====== Available records ======
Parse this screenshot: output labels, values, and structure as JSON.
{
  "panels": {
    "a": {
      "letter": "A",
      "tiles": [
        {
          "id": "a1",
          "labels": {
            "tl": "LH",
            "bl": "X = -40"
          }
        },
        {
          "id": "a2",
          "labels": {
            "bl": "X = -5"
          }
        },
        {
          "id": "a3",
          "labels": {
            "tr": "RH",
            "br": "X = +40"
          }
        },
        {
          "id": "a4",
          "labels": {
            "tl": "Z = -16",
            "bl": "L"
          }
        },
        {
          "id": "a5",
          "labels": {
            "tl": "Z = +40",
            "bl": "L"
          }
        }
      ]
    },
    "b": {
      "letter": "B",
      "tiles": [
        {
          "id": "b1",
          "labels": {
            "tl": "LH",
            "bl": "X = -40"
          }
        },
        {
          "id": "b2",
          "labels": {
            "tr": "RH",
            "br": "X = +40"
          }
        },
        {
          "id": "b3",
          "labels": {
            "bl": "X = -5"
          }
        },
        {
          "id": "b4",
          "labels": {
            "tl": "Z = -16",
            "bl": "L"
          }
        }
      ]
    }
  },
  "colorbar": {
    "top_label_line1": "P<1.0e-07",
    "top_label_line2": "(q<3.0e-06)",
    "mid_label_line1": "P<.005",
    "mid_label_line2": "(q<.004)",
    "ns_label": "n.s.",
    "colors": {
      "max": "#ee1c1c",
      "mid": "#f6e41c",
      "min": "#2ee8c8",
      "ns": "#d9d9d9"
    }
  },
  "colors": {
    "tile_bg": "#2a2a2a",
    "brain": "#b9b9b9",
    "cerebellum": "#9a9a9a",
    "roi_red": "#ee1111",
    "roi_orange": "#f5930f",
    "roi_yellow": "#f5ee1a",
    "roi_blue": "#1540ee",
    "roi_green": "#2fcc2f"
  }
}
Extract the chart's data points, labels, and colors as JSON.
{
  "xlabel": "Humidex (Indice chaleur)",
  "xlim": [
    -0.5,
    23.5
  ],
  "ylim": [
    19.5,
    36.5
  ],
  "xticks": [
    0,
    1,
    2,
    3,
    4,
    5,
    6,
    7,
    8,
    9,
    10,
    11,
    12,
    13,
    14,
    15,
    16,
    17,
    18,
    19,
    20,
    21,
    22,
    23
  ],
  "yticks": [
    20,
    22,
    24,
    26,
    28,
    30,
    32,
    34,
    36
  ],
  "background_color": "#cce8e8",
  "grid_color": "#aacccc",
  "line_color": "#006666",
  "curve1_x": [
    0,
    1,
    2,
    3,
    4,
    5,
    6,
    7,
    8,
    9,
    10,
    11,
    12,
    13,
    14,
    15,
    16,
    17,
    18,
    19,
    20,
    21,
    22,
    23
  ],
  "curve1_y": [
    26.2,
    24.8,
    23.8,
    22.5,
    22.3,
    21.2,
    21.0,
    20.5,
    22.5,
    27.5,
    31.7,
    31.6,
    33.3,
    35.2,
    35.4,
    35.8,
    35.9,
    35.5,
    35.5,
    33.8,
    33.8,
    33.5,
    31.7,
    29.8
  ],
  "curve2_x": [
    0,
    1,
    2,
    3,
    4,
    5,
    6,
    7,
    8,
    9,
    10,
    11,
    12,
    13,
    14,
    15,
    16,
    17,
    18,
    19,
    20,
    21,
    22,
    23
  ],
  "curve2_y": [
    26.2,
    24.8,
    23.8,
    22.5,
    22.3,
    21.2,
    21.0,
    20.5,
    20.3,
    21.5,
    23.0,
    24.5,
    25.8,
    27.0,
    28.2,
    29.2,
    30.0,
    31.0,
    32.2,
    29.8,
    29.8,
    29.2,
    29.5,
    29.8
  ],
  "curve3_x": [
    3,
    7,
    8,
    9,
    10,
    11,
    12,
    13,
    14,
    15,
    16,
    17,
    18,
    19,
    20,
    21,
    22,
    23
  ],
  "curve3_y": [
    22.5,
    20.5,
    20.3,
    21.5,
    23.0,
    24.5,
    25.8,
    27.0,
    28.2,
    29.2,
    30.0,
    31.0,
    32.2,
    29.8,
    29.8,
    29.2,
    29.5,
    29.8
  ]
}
======
> Given request
Scan the entries above and work out how many lines include the word "JSON"; the reply is that number alone.

> Answer to the task
2